(Collected data)
━━━━━━━━

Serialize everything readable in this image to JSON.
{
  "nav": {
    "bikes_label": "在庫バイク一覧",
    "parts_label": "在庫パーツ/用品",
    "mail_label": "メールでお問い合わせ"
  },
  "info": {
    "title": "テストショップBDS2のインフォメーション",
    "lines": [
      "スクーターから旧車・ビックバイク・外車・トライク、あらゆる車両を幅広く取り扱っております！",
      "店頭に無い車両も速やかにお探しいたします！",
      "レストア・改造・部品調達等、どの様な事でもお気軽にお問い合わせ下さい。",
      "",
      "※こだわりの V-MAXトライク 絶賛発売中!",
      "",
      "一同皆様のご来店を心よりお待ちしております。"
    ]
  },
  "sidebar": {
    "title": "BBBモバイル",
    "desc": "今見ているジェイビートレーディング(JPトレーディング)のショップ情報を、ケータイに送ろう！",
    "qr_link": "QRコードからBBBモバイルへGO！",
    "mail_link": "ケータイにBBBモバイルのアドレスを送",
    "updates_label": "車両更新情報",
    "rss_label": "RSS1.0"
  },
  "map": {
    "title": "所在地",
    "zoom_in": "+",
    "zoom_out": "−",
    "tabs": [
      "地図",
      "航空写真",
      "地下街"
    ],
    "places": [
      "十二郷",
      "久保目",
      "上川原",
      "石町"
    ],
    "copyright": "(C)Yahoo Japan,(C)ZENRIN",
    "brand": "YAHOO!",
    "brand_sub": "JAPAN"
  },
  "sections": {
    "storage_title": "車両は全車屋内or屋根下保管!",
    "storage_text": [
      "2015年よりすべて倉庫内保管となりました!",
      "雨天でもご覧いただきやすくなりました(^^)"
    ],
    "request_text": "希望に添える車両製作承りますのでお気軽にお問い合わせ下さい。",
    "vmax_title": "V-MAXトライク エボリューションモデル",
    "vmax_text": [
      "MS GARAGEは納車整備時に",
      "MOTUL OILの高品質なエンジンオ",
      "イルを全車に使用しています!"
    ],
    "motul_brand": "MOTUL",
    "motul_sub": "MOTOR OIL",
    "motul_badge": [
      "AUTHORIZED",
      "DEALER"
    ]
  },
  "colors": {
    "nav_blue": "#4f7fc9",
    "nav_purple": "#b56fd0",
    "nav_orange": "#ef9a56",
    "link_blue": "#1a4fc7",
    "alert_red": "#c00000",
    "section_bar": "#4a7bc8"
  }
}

━━━━━━━━

EXERCISE OBJECTIVE: Restate all of the entries exactly, please.

EXERCISE ANSWER:
Serialize everything readable in this image to JSON.
{
  "nav": {
    "bikes_label": "在庫バイク一覧",
    "parts_label": "在庫パーツ/用品",
    "mail_label": "メールでお問い合わせ"
  },
  "info": {
    "title": "テストショップBDS2のインフォメーション",
    "lines": [
      "スクーターから旧車・ビックバイク・外車・トライク、あらゆる車両を幅広く取り扱っております！",
      "店頭に無い車両も速やかにお探しいたします！",
      "レストア・改造・部品調達等、どの様な事でもお気軽にお問い合わせ下さい。",
      "",
      "※こだわりの V-MAXトライク 絶賛発売中!",
      "",
      "一同皆様のご来店を心よりお待ちしております。"
    ]
  },
  "sidebar": {
    "title": "BBBモバイル",
    "desc": "今見ているジェイビートレーディング(JPトレーディング)のショップ情報を、ケータイに送ろう！",
    "qr_link": "QRコードからBBBモバイルへGO！",
    "mail_link": "ケータイにBBBモバイルのアドレスを送",
    "updates_label": "車両更新情報",
    "rss_label": "RSS1.0"
  },
  "map": {
    "title": "所在地",
    "zoom_in": "+",
    "zoom_out": "−",
    "tabs": [
      "地図",
      "航空写真",
      "地下街"
    ],
    "places": [
      "十二郷",
      "久保目",
      "上川原",
      "石町"
    ],
    "copyright": "(C)Yahoo Japan,(C)ZENRIN",
    "brand": "YAHOO!",
    "brand_sub": "JAPAN"
  },
  "sections": {
    "storage_title": "車両は全車屋内or屋根下保管!",
    "storage_text": [
      "2015年よりすべて倉庫内保管となりました!",
      "雨天でもご覧いただきやすくなりました(^^)"
    ],
    "request_text": "希望に添える車両製作承りますのでお気軽にお問い合わせ下さい。",
    "vmax_title": "V-MAXトライク エボリューションモデル",
    "vmax_text": [
      "MS GARAGEは納車整備時に",
      "MOTUL OILの高品質なエンジンオ",
      "イルを全車に使用しています!"
    ],
    "motul_brand": "MOTUL",
    "motul_sub": "MOTOR OIL",
    "motul_badge": [
      "AUTHORIZED",
      "DEALER"
    ]
  },
  "colors": {
    "nav_blue": "#4f7fc9",
    "nav_purple": "#b56fd0",
    "nav_orange": "#ef9a56",
    "link_blue": "#1a4fc7",
    "alert_red": "#c00000",
    "section_bar": "#4a7bc8"
  }
}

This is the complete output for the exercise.